Yang Diminta
Tolong lanjutkan tulisan tentang umpat-mengumpat dan sumpah serapah di bawah ini, dimulai setelah kalimat terakhirnya.

Kutipan Dokumen
..........

Selasa, 19 April 2016

Umpat Mengumpat dan Sumpah Serapah

19:19 1 Comments

Warning: Tulisan ini berisi sejumlah kata-kata umpatan dan makian. Boleh dibaca, sebagai bahan pengetahuan, tidak untuk dipraktekkan atau diamalkan. Hati-hati, resiko berbibir sumbing jika nekat mempraktekkan! Ini warning-nya serius, jangan diketawain! *pasang tampang ala Bang Napi*

[source]
Saling memaki atau mengumpat bukan merupakan hal aneh. Kegiatan memaki atau mengumpat tersebut bisa dilakukan di mana saja, untuk mereka yang bibirnya belum pernah jontor ditabrak truk tronton. Mungkin lain ceritanya jika bibirnya telah telanjur jontor. Jangankan mengumpat, ngomong minta makan saja nggak jelas. Nasibmu, Nak…
Pasti di antara dari kita sering mendengar kata umpatan atau makian yang terlontar dari berbagai jenis manusia di luar sana. Bisa dari mulut teman-teman sekitar kita atau dari supir angkot yang kalap ketika penumpangnya diserobot rekannya sesama supir angkot. Mungkin kita tidak akan ambil pusing jika yang dijadikan sasaran umpatan dan sumpah serapah itu orang lain, bukan kita. Lain halnya apabila kita yang menjadi objek umpatan, pasti rasanya jengkel dan penuh gejolak amarah membara.
Mengumpat bisa dilakukan siapa saja, baik perempuan atau laki-laki. Akan tetapi nyatanya, lelaki lebih sering mengumpat dibandingkan wanita. Entahlah, saya tidak tahu sebab dan faktor psikologis mengapa lelaki suka sekali mengeluarkan kata umpatan. Lelaki sering mengumpat itu biasa, kalau perempuan sering mengumpat mungkin akan terlihat kasar dan tidak istri-able. Tapi jangan salah, perempuan banyak juga yang suka mengumpat, hanya saja lebih sering tidak ketahuan. Hehehe.
Menurut Kamus Besar Bahasa Indonesia, ‘umpat’ adalah perkataan keji atau kotor yang diucapkan karena marah, jengkel, kecewa, yang berupa cercaan, makian, atau sesalan. Sudah jelas menurut pengertian tersebut bahwa umpatan biasa diidentikkan dengan kata-kata kotor. Namun, perlu digarisbawahi bahwa kata-kata kotor tersebut biasanya masih berupa persepsi budaya. Seperti yang kita tahu, setiap bahasa di seluruh dunia tentu memilki kosakata umpatan tersendiri dalam kamusnya.

..........

Data Mentah
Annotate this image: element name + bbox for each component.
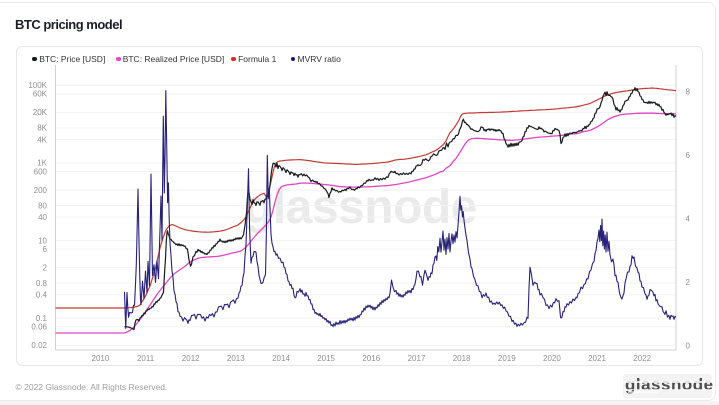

..........

Hasil Latihan
Beda negara, tentu beda jenis kosakata umpatan. Kosakata umpatan Jawa kebanyakan berkisar tentang sebutan-sebutan fauna yang biasanya ditampung di kebun binatang. Berbeda lagi dengan umpatan dalam bahasa Inggris, biasanya berkisar pada alat-alat kelamin dan hal-hal yang keluar darinya. Sebagai contoh, orang-orang Jawa dan tinggal di Jawa tentu akan familiar dengan umpatan; asu, bajingan, atau jangkrik. Berbeda dengan umpatan dalam bahasa Inggris semacam; asshole, shit, cunt, bitch, fuck, et cetera. Mungkin akan terasa aneh, jika ada orang Jawa yang baru belajar bahasa Inggris ingin mengumpat dalam bahasa Inggris malah bilang; dog, grasshopper, dan squirrel. Tapi, kalau kata umpatan dalam bahasa Inggris itu dialihbahasakan menjadi bahasa Jawa, maka artinya akan sama joroknya. Tidak terkesan lucu seperti dog ataupun squirrel.
Lalu saya juga jadi kepikiran, kira-kira Noam Chomsky juga melakukan klasifikasi kosakata umpatan dari setiap belahan dunia tidak, ya? Hahaha.
Padahal, sejatinya umpatan tidak sebatas kosakata nama-nama fauna dan nama-nama alat kelamin saja. Kembali lagi ke definisi umpatan menurut KBBI di atas, bahwa umpatan diucapkan ketika seseorang marah atau kecewa. Misalnya, ketika kita marah, lalu secara impulsif kita mengeluarkan sebaris kata, namun kata itu tidak termasuk dalam daftar panjang kosakata umpatan, maka kata itu sudah bisa disebut sebagai umpatan. Meskipun tidak memenuhi kaidah kotor dan jorok, akan tetapi niat si pengucap adalah untuk mengumpat, tentu hasilnya juga bermakna umpatan.
Tentu akan beda rasanya ketika mengucapkan “Oh, gethuk!” di situasi yang santai atau ketika sedang lapar, dengan mengucapkan “Oh, gethuk!” saat kita merasa marah dengan supir bus S*mber K*ncono yang asal klakson dan serobot sana-sini. Untuk situasi yang kedua, sama saja bermakna kita sedang mengatai supir itu dengan nama makanan favorit sejuta umat, gethuk. Entah wajahnya yang mirip gethuk atau otaknya yang sekecil gethuk. Bisa keduanya, mungkin.
Begitu pula sebaliknya, ketika mengatakan “jangkrik” di situasi yang biasa saja, tentu akan berbeda rasanya dengan mengatakan “jangkrik” ketika ada orang yang memfitnah kita. Untuk situasi yang kedua, tentu akan memunculkan bara pertengkaran.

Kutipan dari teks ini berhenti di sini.